**Problem:** Print, exactly and completely, every entry in the data.

(Stored entries)
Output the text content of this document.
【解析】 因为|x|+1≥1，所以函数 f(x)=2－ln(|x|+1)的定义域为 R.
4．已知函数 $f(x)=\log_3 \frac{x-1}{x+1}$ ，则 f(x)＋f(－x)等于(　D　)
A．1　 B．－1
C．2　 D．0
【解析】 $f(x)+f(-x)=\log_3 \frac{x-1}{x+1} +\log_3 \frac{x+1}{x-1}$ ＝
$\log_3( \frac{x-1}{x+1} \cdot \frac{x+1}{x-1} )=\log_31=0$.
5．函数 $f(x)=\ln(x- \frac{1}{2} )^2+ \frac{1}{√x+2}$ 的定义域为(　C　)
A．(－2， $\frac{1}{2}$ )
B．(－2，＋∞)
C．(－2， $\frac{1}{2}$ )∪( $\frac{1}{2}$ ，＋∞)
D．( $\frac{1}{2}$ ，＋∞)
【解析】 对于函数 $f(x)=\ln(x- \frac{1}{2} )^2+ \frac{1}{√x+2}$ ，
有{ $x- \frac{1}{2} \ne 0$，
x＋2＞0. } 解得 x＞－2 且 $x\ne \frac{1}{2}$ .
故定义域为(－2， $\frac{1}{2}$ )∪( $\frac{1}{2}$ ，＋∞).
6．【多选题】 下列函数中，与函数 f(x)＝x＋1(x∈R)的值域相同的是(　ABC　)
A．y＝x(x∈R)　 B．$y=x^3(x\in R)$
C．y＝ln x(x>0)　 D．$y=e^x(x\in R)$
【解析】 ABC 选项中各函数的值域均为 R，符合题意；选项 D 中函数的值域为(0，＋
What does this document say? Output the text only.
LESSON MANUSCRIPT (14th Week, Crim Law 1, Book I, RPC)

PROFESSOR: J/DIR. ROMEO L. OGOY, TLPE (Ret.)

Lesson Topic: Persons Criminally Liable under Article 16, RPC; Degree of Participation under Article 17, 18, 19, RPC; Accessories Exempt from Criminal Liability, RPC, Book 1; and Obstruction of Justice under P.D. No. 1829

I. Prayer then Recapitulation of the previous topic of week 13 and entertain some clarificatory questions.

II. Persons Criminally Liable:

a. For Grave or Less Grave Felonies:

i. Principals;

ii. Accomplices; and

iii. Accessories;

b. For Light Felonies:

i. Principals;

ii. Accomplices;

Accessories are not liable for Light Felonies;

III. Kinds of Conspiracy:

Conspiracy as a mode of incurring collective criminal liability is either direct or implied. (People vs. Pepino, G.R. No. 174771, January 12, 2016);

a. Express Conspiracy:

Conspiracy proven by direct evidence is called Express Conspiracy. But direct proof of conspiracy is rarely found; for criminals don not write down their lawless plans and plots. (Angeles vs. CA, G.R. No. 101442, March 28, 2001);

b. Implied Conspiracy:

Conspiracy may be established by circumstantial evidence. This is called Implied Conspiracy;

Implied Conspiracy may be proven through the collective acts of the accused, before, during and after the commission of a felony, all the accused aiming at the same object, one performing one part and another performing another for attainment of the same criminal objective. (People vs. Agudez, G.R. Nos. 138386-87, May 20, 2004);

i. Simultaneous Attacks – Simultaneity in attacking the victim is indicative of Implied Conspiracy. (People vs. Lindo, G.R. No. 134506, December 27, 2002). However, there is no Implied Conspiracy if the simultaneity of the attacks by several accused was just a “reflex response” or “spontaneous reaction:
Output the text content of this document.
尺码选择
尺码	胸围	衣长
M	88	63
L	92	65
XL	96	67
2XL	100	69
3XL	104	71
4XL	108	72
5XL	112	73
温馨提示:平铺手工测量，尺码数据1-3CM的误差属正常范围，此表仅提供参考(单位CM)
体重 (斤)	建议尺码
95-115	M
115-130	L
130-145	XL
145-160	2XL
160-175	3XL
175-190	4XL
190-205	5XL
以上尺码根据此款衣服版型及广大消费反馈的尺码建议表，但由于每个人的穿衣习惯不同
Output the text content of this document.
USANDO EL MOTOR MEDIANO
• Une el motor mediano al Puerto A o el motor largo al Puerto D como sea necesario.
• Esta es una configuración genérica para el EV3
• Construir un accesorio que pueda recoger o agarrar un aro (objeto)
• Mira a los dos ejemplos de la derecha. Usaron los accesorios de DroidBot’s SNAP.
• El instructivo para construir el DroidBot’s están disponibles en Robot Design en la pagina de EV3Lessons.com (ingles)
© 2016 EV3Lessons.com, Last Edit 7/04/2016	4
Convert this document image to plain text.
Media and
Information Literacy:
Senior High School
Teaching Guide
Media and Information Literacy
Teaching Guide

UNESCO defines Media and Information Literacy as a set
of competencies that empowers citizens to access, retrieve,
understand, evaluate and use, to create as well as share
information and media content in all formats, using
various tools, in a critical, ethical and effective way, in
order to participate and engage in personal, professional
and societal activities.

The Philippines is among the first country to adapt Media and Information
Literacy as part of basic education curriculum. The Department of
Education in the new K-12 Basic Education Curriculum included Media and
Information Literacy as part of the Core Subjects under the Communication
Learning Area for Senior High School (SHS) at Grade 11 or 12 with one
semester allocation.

**Exercise output:**
Output the text content of this document.
【解析】 因为|x|+1≥1，所以函数 f(x)=2－ln(|x|+1)的定义域为 R.
4．已知函数 $f(x)=\log_3 \frac{x-1}{x+1}$ ，则 f(x)＋f(－x)等于(　D　)
A．1　 B．－1
C．2　 D．0
【解析】 $f(x)+f(-x)=\log_3 \frac{x-1}{x+1} +\log_3 \frac{x+1}{x-1}$ ＝
$\log_3( \frac{x-1}{x+1} \cdot \frac{x+1}{x-1} )=\log_31=0$.
5．函数 $f(x)=\ln(x- \frac{1}{2} )^2+ \frac{1}{√x+2}$ 的定义域为(　C　)
A．(－2， $\frac{1}{2}$ )
B．(－2，＋∞)
C．(－2， $\frac{1}{2}$ )∪( $\frac{1}{2}$ ，＋∞)
D．( $\frac{1}{2}$ ，＋∞)
【解析】 对于函数 $f(x)=\ln(x- \frac{1}{2} )^2+ \frac{1}{√x+2}$ ，
有{ $x- \frac{1}{2} \ne 0$，
x＋2＞0. } 解得 x＞－2 且 $x\ne \frac{1}{2}$ .
故定义域为(－2， $\frac{1}{2}$ )∪( $\frac{1}{2}$ ，＋∞).
6．【多选题】 下列函数中，与函数 f(x)＝x＋1(x∈R)的值域相同的是(　ABC　)
A．y＝x(x∈R)　 B．$y=x^3(x\in R)$
C．y＝ln x(x>0)　 D．$y=e^x(x\in R)$
【解析】 ABC 选项中各函数的值域均为 R，符合题意；选项 D 中函数的值域为(0，＋
What does this document say? Output the text only.
LESSON MANUSCRIPT (14th Week, Crim Law 1, Book I, RPC)

PROFESSOR: J/DIR. ROMEO L. OGOY, TLPE (Ret.)

Lesson Topic: Persons Criminally Liable under Article 16, RPC; Degree of Participation under Article 17, 18, 19, RPC; Accessories Exempt from Criminal Liability, RPC, Book 1; and Obstruction of Justice under P.D. No. 1829

I. Prayer then Recapitulation of the previous topic of week 13 and entertain some clarificatory questions.

II. Persons Criminally Liable:

a. For Grave or Less Grave Felonies:

i. Principals;

ii. Accomplices; and

iii. Accessories;

b. For Light Felonies:

i. Principals;

ii. Accomplices;

Accessories are not liable for Light Felonies;

III. Kinds of Conspiracy:

Conspiracy as a mode of incurring collective criminal liability is either direct or implied. (People vs. Pepino, G.R. No. 174771, January 12, 2016);

a. Express Conspiracy:

Conspiracy proven by direct evidence is called Express Conspiracy. But direct proof of conspiracy is rarely found; for criminals don not write down their lawless plans and plots. (Angeles vs. CA, G.R. No. 101442, March 28, 2001);

b. Implied Conspiracy:

Conspiracy may be established by circumstantial evidence. This is called Implied Conspiracy;

Implied Conspiracy may be proven through the collective acts of the accused, before, during and after the commission of a felony, all the accused aiming at the same object, one performing one part and another performing another for attainment of the same criminal objective. (People vs. Agudez, G.R. Nos. 138386-87, May 20, 2004);

i. Simultaneous Attacks – Simultaneity in attacking the victim is indicative of Implied Conspiracy. (People vs. Lindo, G.R. No. 134506, December 27, 2002). However, there is no Implied Conspiracy if the simultaneity of the attacks by several accused was just a “reflex response” or “spontaneous reaction:
Output the text content of this document.
尺码选择
尺码	胸围	衣长
M	88	63
L	92	65
XL	96	67
2XL	100	69
3XL	104	71
4XL	108	72
5XL	112	73
温馨提示:平铺手工测量，尺码数据1-3CM的误差属正常范围，此表仅提供参考(单位CM)
体重 (斤)	建议尺码
95-115	M
115-130	L
130-145	XL
145-160	2XL
160-175	3XL
175-190	4XL
190-205	5XL
以上尺码根据此款衣服版型及广大消费反馈的尺码建议表，但由于每个人的穿衣习惯不同
Output the text content of this document.
USANDO EL MOTOR MEDIANO
• Une el motor mediano al Puerto A o el motor largo al Puerto D como sea necesario.
• Esta es una configuración genérica para el EV3
• Construir un accesorio que pueda recoger o agarrar un aro (objeto)
• Mira a los dos ejemplos de la derecha. Usaron los accesorios de DroidBot’s SNAP.
• El instructivo para construir el DroidBot’s están disponibles en Robot Design en la pagina de EV3Lessons.com (ingles)
© 2016 EV3Lessons.com, Last Edit 7/04/2016	4
Convert this document image to plain text.
Media and
Information Literacy:
Senior High School
Teaching Guide
Media and Information Literacy
Teaching Guide

UNESCO defines Media and Information Literacy as a set
of competencies that empowers citizens to access, retrieve,
understand, evaluate and use, to create as well as share
information and media content in all formats, using
various tools, in a critical, ethical and effective way, in
order to participate and engage in personal, professional
and societal activities.

The Philippines is among the first country to adapt Media and Information
Literacy as part of basic education curriculum. The Department of
Education in the new K-12 Basic Education Curriculum included Media and
Information Literacy as part of the Core Subjects under the Communication
Learning Area for Senior High School (SHS) at Grade 11 or 12 with one
semester allocation.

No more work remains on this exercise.